# [Aim of the exercise]
Pictures within the data are to be left out; everything else must be reproduced exactly.

Recorded data
------------

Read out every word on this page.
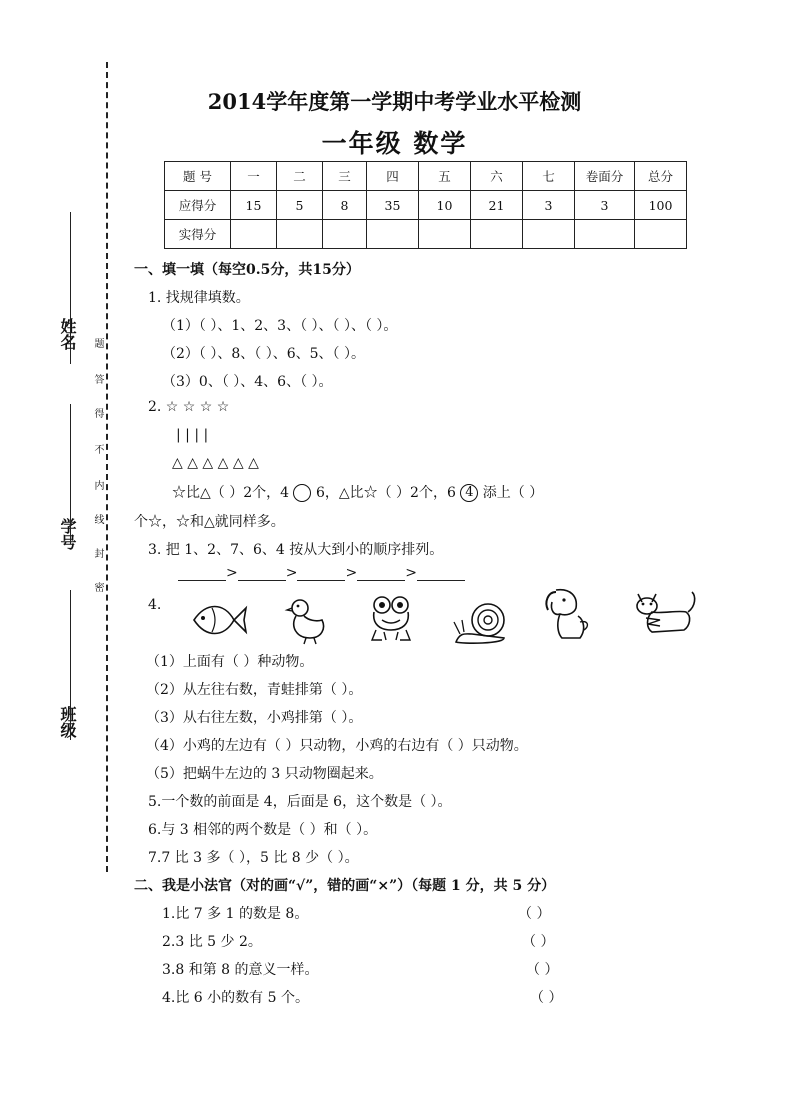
姓名
学号
班级
题
答
得
不
内
线
封
密
2014学年度第一学期中考学业水平检测
一年级 数学
题 号	一	二	三	四	五	六	七	卷面分	总分
应得分	15	5	8	35	10	21	3	3	100
实得分									
一、填一填（每空0.5分，共15分）
1. 找规律填数。
（1）（ ）、1、2、3、（ ）、（ ）、（ ）。
（2）（ ）、8、（ ）、6、5、（ ）。
（3）0、（ ）、4、6、（ ）。
2. ☆ ☆ ☆ ☆
| | | |
△ △ △ △ △ △
☆比△（ ）2个，4 6，△比☆（ ）2个，6 4 添上（ ）
个☆，☆和△就同样多。
3. 把 1、2、7、6、4 按从大到小的顺序排列。
>	>	>	>
4.
（1）上面有（ ）种动物。
（2）从左往右数，青蛙排第（ ）。
（3）从右往左数，小鸡排第（ ）。
（4）小鸡的左边有（ ）只动物，小鸡的右边有（ ）只动物。
（5）把蜗牛左边的 3 只动物圈起来。
5.一个数的前面是 4，后面是 6，这个数是（ ）。
6.与 3 相邻的两个数是（ ）和（ ）。
7.7 比 3 多（ ），5 比 8 少（ ）。
二、我是小法官（对的画“√”，错的画“×”）（每题 1 分，共 5 分）
1.比 7 多 1 的数是 8。	（ ）
2.3 比 5 少 2。	（ ）
3.8 和第 8 的意义一样。	（ ）
4.比 6 小的数有 5 个。	（ ）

------------

# [Response below]
Read out every word on this page.
姓名
学号
班级
题
答
得
不
内
线
封
密
2014学年度第一学期中考学业水平检测
一年级 数学
题 号	一	二	三	四	五	六	七	卷面分	总分
应得分	15	5	8	35	10	21	3	3	100
实得分									
一、填一填（每空0.5分，共15分）
1. 找规律填数。
（1）（ ）、1、2、3、（ ）、（ ）、（ ）。
（2）（ ）、8、（ ）、6、5、（ ）。
（3）0、（ ）、4、6、（ ）。
2. ☆ ☆ ☆ ☆
| | | |
△ △ △ △ △ △
☆比△（ ）2个，4 6，△比☆（ ）2个，6 4 添上（ ）
个☆，☆和△就同样多。
3. 把 1、2、7、6、4 按从大到小的顺序排列。
>	>	>	>
4.
（1）上面有（ ）种动物。
（2）从左往右数，青蛙排第（ ）。
（3）从右往左数，小鸡排第（ ）。
（4）小鸡的左边有（ ）只动物，小鸡的右边有（ ）只动物。
（5）把蜗牛左边的 3 只动物圈起来。
5.一个数的前面是 4，后面是 6，这个数是（ ）。
6.与 3 相邻的两个数是（ ）和（ ）。
7.7 比 3 多（ ），5 比 8 少（ ）。
二、我是小法官（对的画“√”，错的画“×”）（每题 1 分，共 5 分）
1.比 7 多 1 的数是 8。	（ ）
2.3 比 5 少 2。	（ ）
3.8 和第 8 的意义一样。	（ ）
4.比 6 小的数有 5 个。	（ ）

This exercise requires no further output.